> What needs to be done:
Lines holding the string "document" are the ones to copy; find them all in the data.

> Dataset items:
..............................
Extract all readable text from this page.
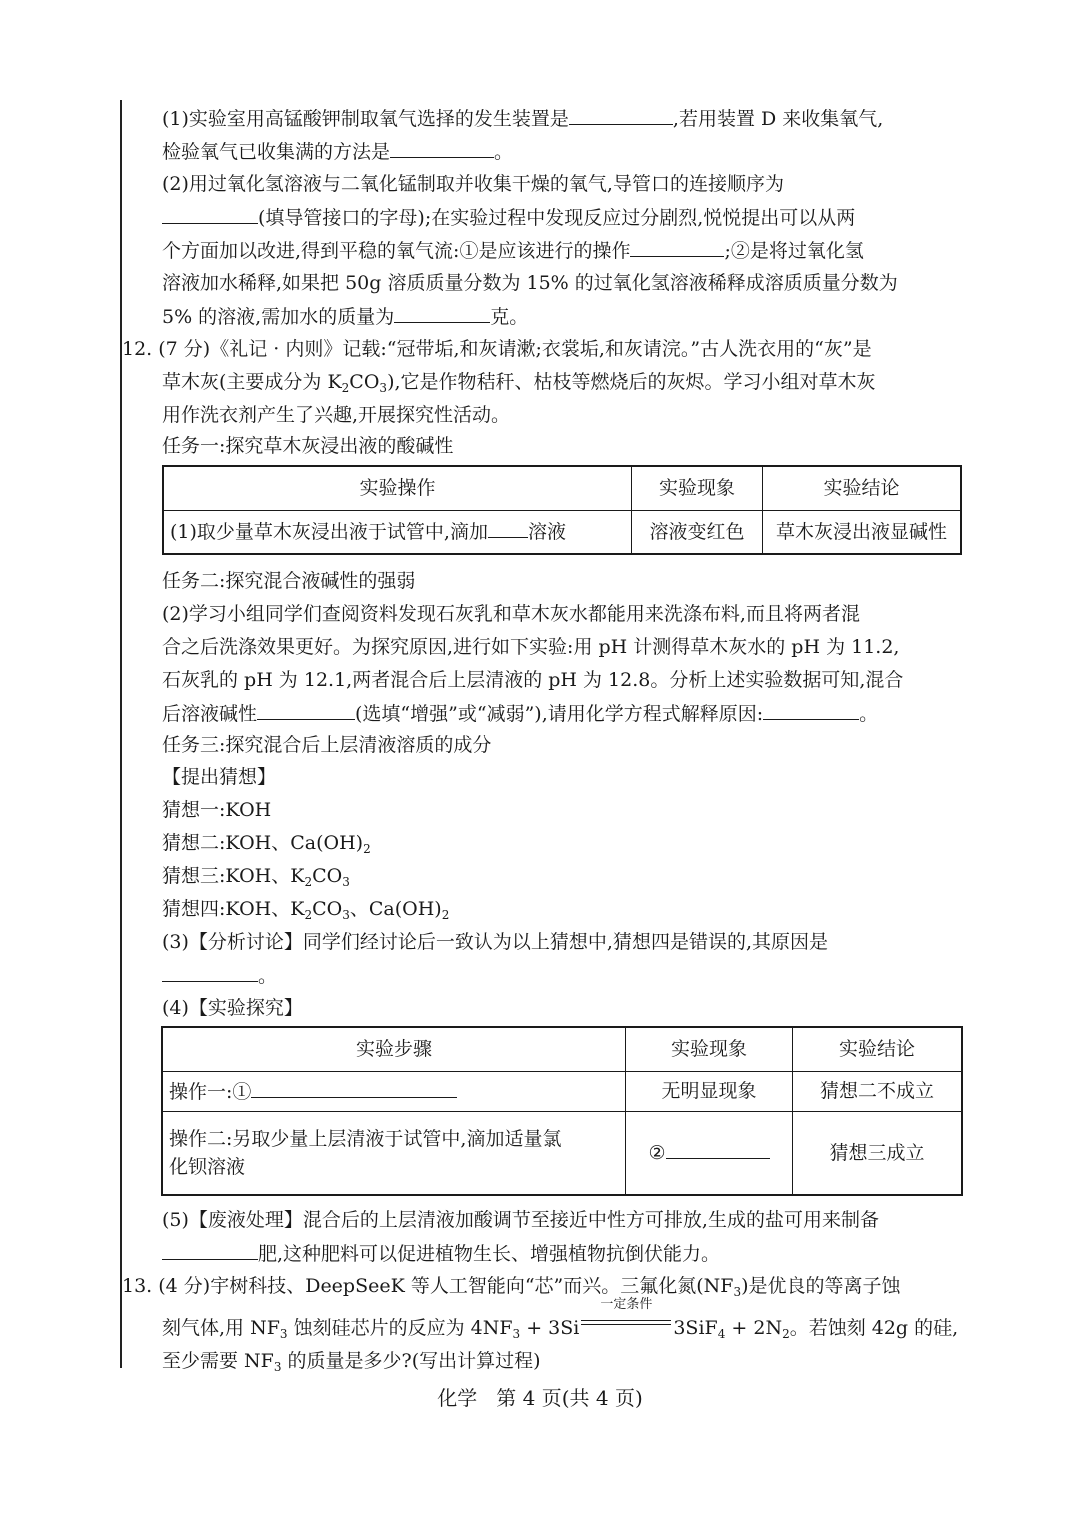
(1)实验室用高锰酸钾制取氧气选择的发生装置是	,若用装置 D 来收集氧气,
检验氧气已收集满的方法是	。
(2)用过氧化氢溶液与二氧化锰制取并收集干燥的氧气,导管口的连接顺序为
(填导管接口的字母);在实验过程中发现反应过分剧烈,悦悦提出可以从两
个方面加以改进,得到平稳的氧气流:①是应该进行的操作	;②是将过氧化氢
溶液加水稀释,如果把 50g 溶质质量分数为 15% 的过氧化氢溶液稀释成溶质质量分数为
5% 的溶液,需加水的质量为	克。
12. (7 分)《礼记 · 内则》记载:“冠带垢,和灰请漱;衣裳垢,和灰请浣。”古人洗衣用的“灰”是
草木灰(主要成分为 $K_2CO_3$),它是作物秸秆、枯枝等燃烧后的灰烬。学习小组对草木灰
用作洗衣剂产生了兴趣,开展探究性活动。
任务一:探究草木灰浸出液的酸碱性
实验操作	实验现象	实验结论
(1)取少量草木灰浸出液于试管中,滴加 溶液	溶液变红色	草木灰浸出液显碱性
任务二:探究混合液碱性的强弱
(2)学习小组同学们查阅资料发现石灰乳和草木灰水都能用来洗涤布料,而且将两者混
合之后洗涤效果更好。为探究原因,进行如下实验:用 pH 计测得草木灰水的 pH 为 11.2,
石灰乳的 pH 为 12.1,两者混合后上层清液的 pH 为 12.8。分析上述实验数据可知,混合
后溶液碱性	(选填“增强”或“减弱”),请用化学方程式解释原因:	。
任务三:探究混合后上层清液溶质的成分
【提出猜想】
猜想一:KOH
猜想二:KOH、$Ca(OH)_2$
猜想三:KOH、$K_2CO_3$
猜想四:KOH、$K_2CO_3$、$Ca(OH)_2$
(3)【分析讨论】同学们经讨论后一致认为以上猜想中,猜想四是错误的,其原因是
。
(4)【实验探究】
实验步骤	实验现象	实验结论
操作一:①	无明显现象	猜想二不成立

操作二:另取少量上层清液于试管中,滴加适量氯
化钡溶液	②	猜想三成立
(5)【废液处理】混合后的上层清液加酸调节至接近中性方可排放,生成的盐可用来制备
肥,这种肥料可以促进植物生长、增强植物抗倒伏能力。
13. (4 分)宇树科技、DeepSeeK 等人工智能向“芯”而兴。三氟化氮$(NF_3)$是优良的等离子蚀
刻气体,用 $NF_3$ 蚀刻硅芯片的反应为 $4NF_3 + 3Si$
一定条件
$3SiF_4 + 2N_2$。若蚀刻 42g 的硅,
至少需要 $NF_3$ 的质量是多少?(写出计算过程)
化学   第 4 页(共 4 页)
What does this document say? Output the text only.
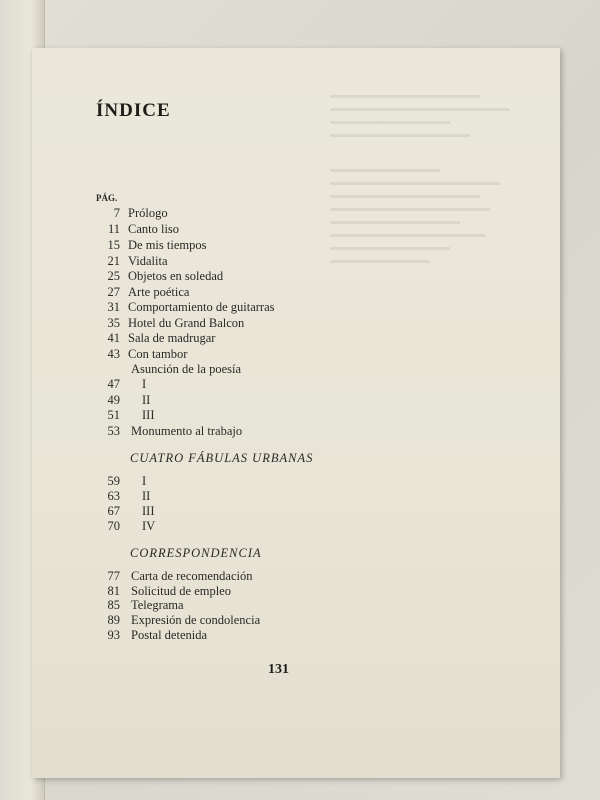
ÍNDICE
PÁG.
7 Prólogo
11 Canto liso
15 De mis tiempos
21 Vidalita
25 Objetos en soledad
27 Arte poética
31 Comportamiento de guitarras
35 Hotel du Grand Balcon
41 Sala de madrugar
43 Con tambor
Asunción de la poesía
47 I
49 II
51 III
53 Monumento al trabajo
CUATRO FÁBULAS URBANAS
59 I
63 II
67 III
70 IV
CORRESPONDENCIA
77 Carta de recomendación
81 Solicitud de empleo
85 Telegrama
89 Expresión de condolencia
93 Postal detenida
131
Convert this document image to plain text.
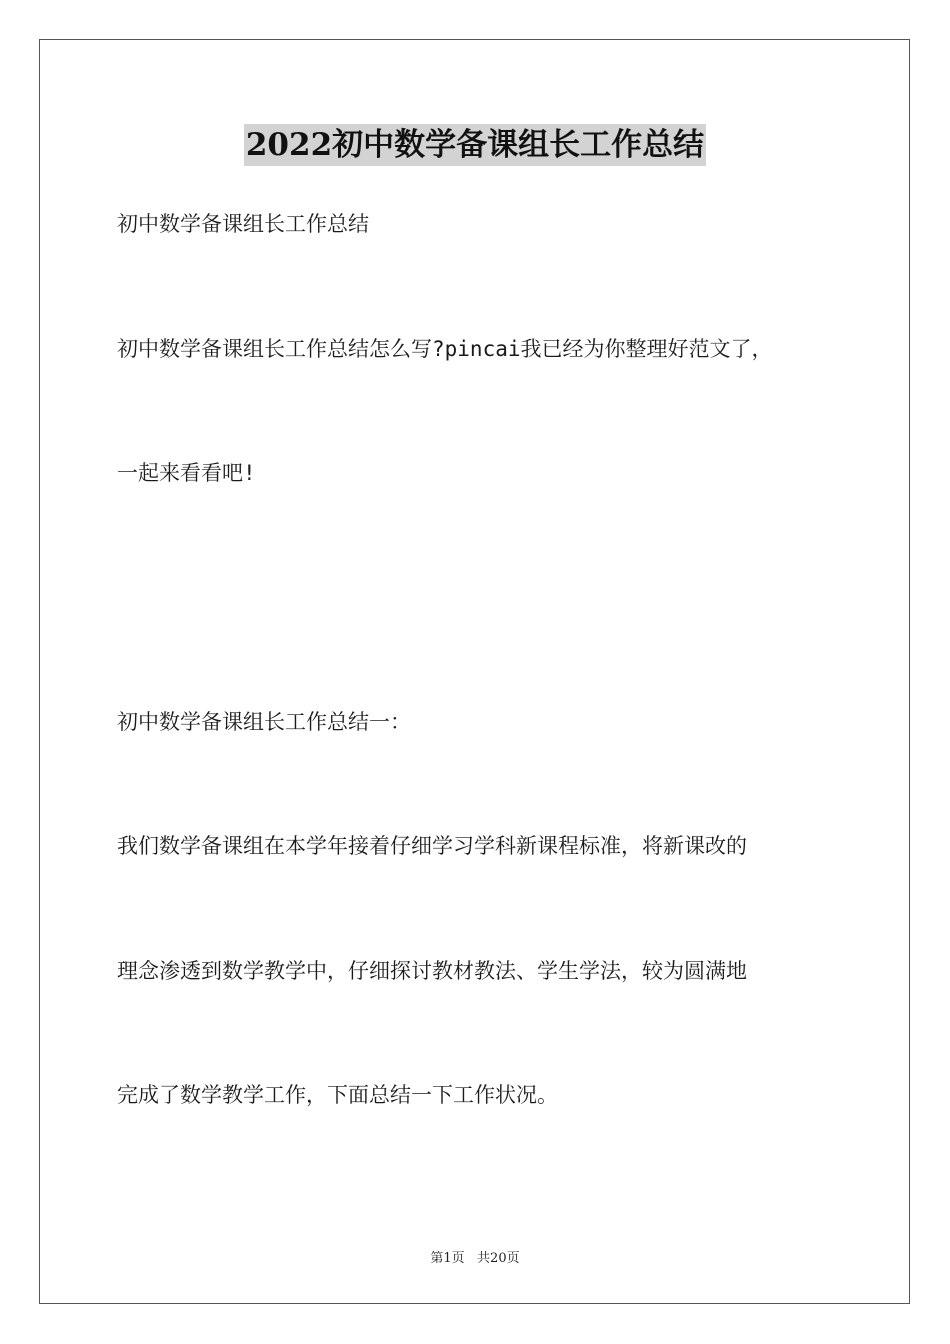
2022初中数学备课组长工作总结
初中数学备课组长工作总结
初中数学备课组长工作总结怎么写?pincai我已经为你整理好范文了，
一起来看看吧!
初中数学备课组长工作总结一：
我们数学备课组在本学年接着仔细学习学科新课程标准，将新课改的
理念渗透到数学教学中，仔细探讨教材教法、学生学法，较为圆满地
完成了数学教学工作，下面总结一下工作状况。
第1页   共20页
..............................
> The reply:
What does this document say? Output the text only.
Convert this document image to plain text.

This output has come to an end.